Your instructions: Below are some records. Count the lines with "icon" in them and give nothing but the total.

Items from a figure collection:
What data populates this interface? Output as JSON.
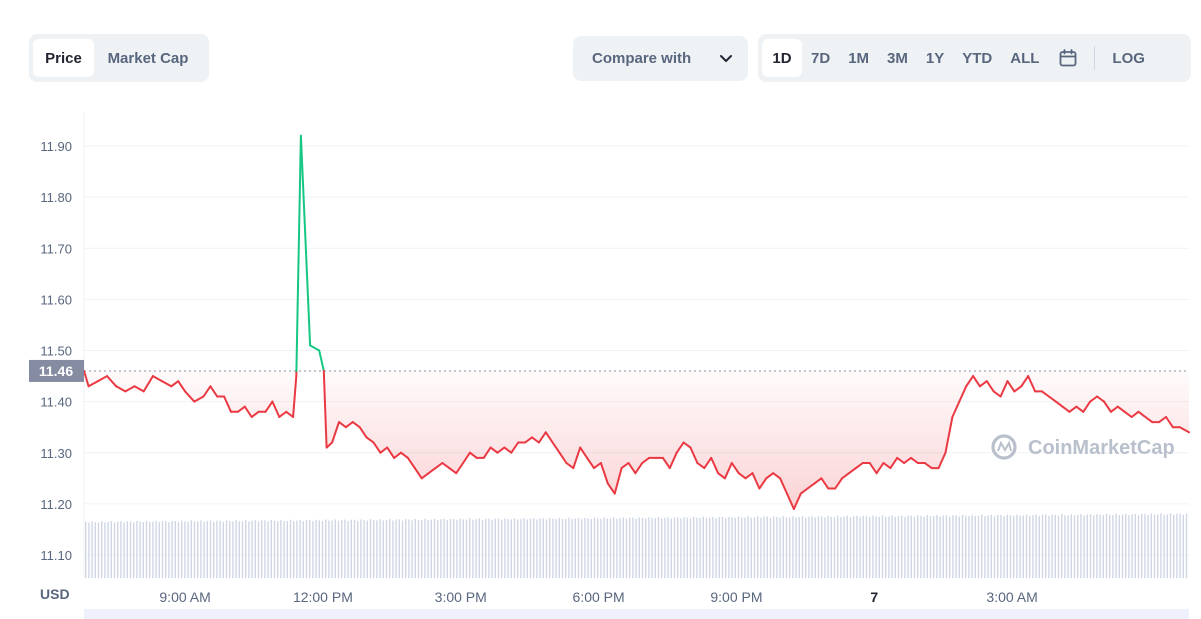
{
  "tabs": {
    "price": "Price",
    "market_cap": "Market Cap",
    "active": "price"
  },
  "compare": {
    "label": "Compare with",
    "icon": "chevron-down-icon"
  },
  "ranges": [
    "1D",
    "7D",
    "1M",
    "3M",
    "1Y",
    "YTD",
    "ALL"
  ],
  "active_range": "1D",
  "calendar_icon": "calendar-icon",
  "log_label": "LOG",
  "watermark": "CoinMarketCap",
  "colors": {
    "up": "#16c784",
    "down": "#ea3943",
    "grid": "#eff2f5",
    "current_label_bg": "#858ca2",
    "volume": "#cfd6e4"
  },
  "chart_data": {
    "type": "line",
    "unit_label": "USD",
    "y_ticks": [
      "11.10",
      "11.20",
      "11.30",
      "11.40",
      "11.50",
      "11.60",
      "11.70",
      "11.80",
      "11.90"
    ],
    "ylim": [
      11.0,
      11.98
    ],
    "current_price": "11.46",
    "current_value": 11.46,
    "x_tick_labels": [
      {
        "label": "9:00 AM",
        "t": 9,
        "bold": false
      },
      {
        "label": "12:00 PM",
        "t": 12,
        "bold": false
      },
      {
        "label": "3:00 PM",
        "t": 15,
        "bold": false
      },
      {
        "label": "6:00 PM",
        "t": 18,
        "bold": false
      },
      {
        "label": "9:00 PM",
        "t": 21,
        "bold": false
      },
      {
        "label": "7",
        "t": 24,
        "bold": true
      },
      {
        "label": "3:00 AM",
        "t": 27,
        "bold": false
      }
    ],
    "xlim": [
      6.8,
      30.85
    ],
    "grid": true,
    "series": [
      {
        "points": [
          [
            6.8,
            11.46
          ],
          [
            6.9,
            11.43
          ],
          [
            7.1,
            11.44
          ],
          [
            7.3,
            11.45
          ],
          [
            7.5,
            11.43
          ],
          [
            7.7,
            11.42
          ],
          [
            7.9,
            11.43
          ],
          [
            8.1,
            11.42
          ],
          [
            8.3,
            11.45
          ],
          [
            8.5,
            11.44
          ],
          [
            8.7,
            11.43
          ],
          [
            8.85,
            11.44
          ],
          [
            9.0,
            11.42
          ],
          [
            9.2,
            11.4
          ],
          [
            9.4,
            11.41
          ],
          [
            9.55,
            11.43
          ],
          [
            9.7,
            11.41
          ],
          [
            9.85,
            11.41
          ],
          [
            10.0,
            11.38
          ],
          [
            10.15,
            11.38
          ],
          [
            10.3,
            11.39
          ],
          [
            10.45,
            11.37
          ],
          [
            10.6,
            11.38
          ],
          [
            10.75,
            11.38
          ],
          [
            10.9,
            11.4
          ],
          [
            11.05,
            11.37
          ],
          [
            11.2,
            11.38
          ],
          [
            11.35,
            11.37
          ],
          [
            11.42,
            11.45
          ],
          [
            11.52,
            11.92
          ],
          [
            11.72,
            11.51
          ],
          [
            11.92,
            11.5
          ],
          [
            12.02,
            11.46
          ],
          [
            12.08,
            11.31
          ],
          [
            12.2,
            11.32
          ],
          [
            12.35,
            11.36
          ],
          [
            12.5,
            11.35
          ],
          [
            12.65,
            11.36
          ],
          [
            12.8,
            11.35
          ],
          [
            12.95,
            11.33
          ],
          [
            13.1,
            11.32
          ],
          [
            13.25,
            11.3
          ],
          [
            13.4,
            11.31
          ],
          [
            13.55,
            11.29
          ],
          [
            13.7,
            11.3
          ],
          [
            13.85,
            11.29
          ],
          [
            14.0,
            11.27
          ],
          [
            14.15,
            11.25
          ],
          [
            14.3,
            11.26
          ],
          [
            14.45,
            11.27
          ],
          [
            14.6,
            11.28
          ],
          [
            14.75,
            11.27
          ],
          [
            14.9,
            11.26
          ],
          [
            15.05,
            11.28
          ],
          [
            15.2,
            11.3
          ],
          [
            15.35,
            11.29
          ],
          [
            15.5,
            11.29
          ],
          [
            15.65,
            11.31
          ],
          [
            15.8,
            11.3
          ],
          [
            15.95,
            11.31
          ],
          [
            16.1,
            11.3
          ],
          [
            16.25,
            11.32
          ],
          [
            16.4,
            11.32
          ],
          [
            16.55,
            11.33
          ],
          [
            16.7,
            11.32
          ],
          [
            16.85,
            11.34
          ],
          [
            17.0,
            11.32
          ],
          [
            17.15,
            11.3
          ],
          [
            17.3,
            11.28
          ],
          [
            17.45,
            11.27
          ],
          [
            17.6,
            11.31
          ],
          [
            17.75,
            11.29
          ],
          [
            17.9,
            11.27
          ],
          [
            18.05,
            11.28
          ],
          [
            18.2,
            11.24
          ],
          [
            18.35,
            11.22
          ],
          [
            18.5,
            11.27
          ],
          [
            18.65,
            11.28
          ],
          [
            18.8,
            11.26
          ],
          [
            18.95,
            11.28
          ],
          [
            19.1,
            11.29
          ],
          [
            19.25,
            11.29
          ],
          [
            19.4,
            11.29
          ],
          [
            19.55,
            11.27
          ],
          [
            19.7,
            11.3
          ],
          [
            19.85,
            11.32
          ],
          [
            20.0,
            11.31
          ],
          [
            20.15,
            11.28
          ],
          [
            20.3,
            11.27
          ],
          [
            20.45,
            11.29
          ],
          [
            20.6,
            11.26
          ],
          [
            20.75,
            11.25
          ],
          [
            20.9,
            11.28
          ],
          [
            21.05,
            11.26
          ],
          [
            21.2,
            11.25
          ],
          [
            21.35,
            11.26
          ],
          [
            21.5,
            11.23
          ],
          [
            21.65,
            11.25
          ],
          [
            21.8,
            11.26
          ],
          [
            21.95,
            11.25
          ],
          [
            22.1,
            11.22
          ],
          [
            22.25,
            11.19
          ],
          [
            22.4,
            11.22
          ],
          [
            22.55,
            11.23
          ],
          [
            22.7,
            11.24
          ],
          [
            22.85,
            11.25
          ],
          [
            23.0,
            11.23
          ],
          [
            23.15,
            11.23
          ],
          [
            23.3,
            11.25
          ],
          [
            23.45,
            11.26
          ],
          [
            23.6,
            11.27
          ],
          [
            23.75,
            11.28
          ],
          [
            23.9,
            11.28
          ],
          [
            24.05,
            11.26
          ],
          [
            24.2,
            11.28
          ],
          [
            24.35,
            11.27
          ],
          [
            24.5,
            11.29
          ],
          [
            24.65,
            11.28
          ],
          [
            24.8,
            11.29
          ],
          [
            24.95,
            11.28
          ],
          [
            25.1,
            11.28
          ],
          [
            25.25,
            11.27
          ],
          [
            25.4,
            11.27
          ],
          [
            25.55,
            11.3
          ],
          [
            25.7,
            11.37
          ],
          [
            25.85,
            11.4
          ],
          [
            26.0,
            11.43
          ],
          [
            26.15,
            11.45
          ],
          [
            26.3,
            11.43
          ],
          [
            26.45,
            11.44
          ],
          [
            26.6,
            11.42
          ],
          [
            26.75,
            11.41
          ],
          [
            26.9,
            11.44
          ],
          [
            27.05,
            11.42
          ],
          [
            27.2,
            11.43
          ],
          [
            27.35,
            11.45
          ],
          [
            27.5,
            11.42
          ],
          [
            27.65,
            11.42
          ],
          [
            27.8,
            11.41
          ],
          [
            27.95,
            11.4
          ],
          [
            28.1,
            11.39
          ],
          [
            28.25,
            11.38
          ],
          [
            28.4,
            11.39
          ],
          [
            28.55,
            11.38
          ],
          [
            28.7,
            11.4
          ],
          [
            28.85,
            11.41
          ],
          [
            29.0,
            11.4
          ],
          [
            29.15,
            11.38
          ],
          [
            29.3,
            11.39
          ],
          [
            29.45,
            11.38
          ],
          [
            29.6,
            11.37
          ],
          [
            29.75,
            11.38
          ],
          [
            29.9,
            11.37
          ],
          [
            30.05,
            11.36
          ],
          [
            30.2,
            11.36
          ],
          [
            30.35,
            11.37
          ],
          [
            30.5,
            11.35
          ],
          [
            30.65,
            11.35
          ],
          [
            30.85,
            11.34
          ]
        ]
      }
    ]
  }
}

Exercise answer: 2